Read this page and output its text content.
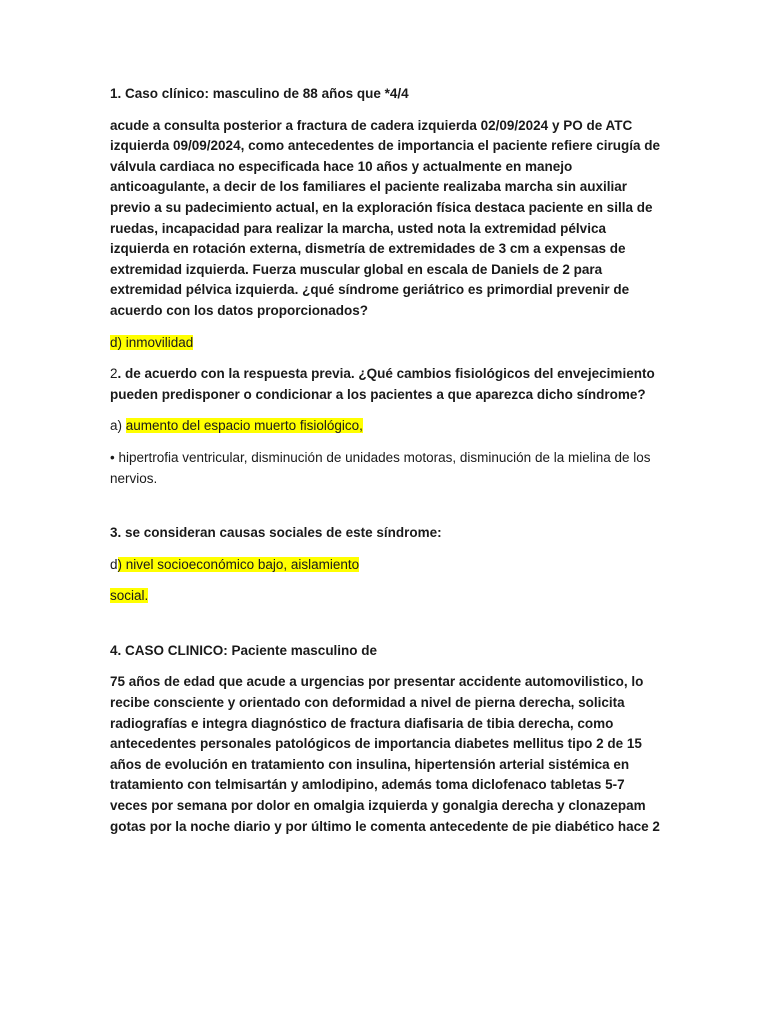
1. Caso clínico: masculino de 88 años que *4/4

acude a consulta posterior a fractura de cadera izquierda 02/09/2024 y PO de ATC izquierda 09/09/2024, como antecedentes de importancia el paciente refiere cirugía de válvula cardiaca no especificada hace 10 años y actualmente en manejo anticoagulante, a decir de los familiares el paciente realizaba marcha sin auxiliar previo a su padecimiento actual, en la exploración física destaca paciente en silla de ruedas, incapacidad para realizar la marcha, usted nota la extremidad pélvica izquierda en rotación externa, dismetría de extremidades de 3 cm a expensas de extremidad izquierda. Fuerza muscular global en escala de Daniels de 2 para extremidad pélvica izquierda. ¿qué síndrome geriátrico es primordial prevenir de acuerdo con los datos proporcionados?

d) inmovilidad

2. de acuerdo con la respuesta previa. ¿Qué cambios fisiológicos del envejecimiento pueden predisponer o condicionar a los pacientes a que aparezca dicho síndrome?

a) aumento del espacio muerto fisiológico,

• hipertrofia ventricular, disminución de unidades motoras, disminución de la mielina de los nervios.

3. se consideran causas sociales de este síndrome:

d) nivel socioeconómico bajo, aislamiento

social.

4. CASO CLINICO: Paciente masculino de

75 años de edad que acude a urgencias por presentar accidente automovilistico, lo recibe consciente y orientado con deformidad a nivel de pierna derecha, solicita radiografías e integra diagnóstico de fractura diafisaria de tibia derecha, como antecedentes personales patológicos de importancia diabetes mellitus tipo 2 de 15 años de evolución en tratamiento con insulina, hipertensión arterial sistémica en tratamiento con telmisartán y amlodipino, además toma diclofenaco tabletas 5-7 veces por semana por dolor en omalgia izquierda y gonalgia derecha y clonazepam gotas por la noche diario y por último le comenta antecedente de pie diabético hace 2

-=-=-

▶ Task instructions: Could you reproduce every record above exactly, leaving out the pictures?

▶ Task result:
Read this page and output its text content.
1. Caso clínico: masculino de 88 años que *4/4

acude a consulta posterior a fractura de cadera izquierda 02/09/2024 y PO de ATC izquierda 09/09/2024, como antecedentes de importancia el paciente refiere cirugía de válvula cardiaca no especificada hace 10 años y actualmente en manejo anticoagulante, a decir de los familiares el paciente realizaba marcha sin auxiliar previo a su padecimiento actual, en la exploración física destaca paciente en silla de ruedas, incapacidad para realizar la marcha, usted nota la extremidad pélvica izquierda en rotación externa, dismetría de extremidades de 3 cm a expensas de extremidad izquierda. Fuerza muscular global en escala de Daniels de 2 para extremidad pélvica izquierda. ¿qué síndrome geriátrico es primordial prevenir de acuerdo con los datos proporcionados?

d) inmovilidad

2. de acuerdo con la respuesta previa. ¿Qué cambios fisiológicos del envejecimiento pueden predisponer o condicionar a los pacientes a que aparezca dicho síndrome?

a) aumento del espacio muerto fisiológico,

• hipertrofia ventricular, disminución de unidades motoras, disminución de la mielina de los nervios.

3. se consideran causas sociales de este síndrome:

d) nivel socioeconómico bajo, aislamiento

social.

4. CASO CLINICO: Paciente masculino de

75 años de edad que acude a urgencias por presentar accidente automovilistico, lo recibe consciente y orientado con deformidad a nivel de pierna derecha, solicita radiografías e integra diagnóstico de fractura diafisaria de tibia derecha, como antecedentes personales patológicos de importancia diabetes mellitus tipo 2 de 15 años de evolución en tratamiento con insulina, hipertensión arterial sistémica en tratamiento con telmisartán y amlodipino, además toma diclofenaco tabletas 5-7 veces por semana por dolor en omalgia izquierda y gonalgia derecha y clonazepam gotas por la noche diario y por último le comenta antecedente de pie diabético hace 2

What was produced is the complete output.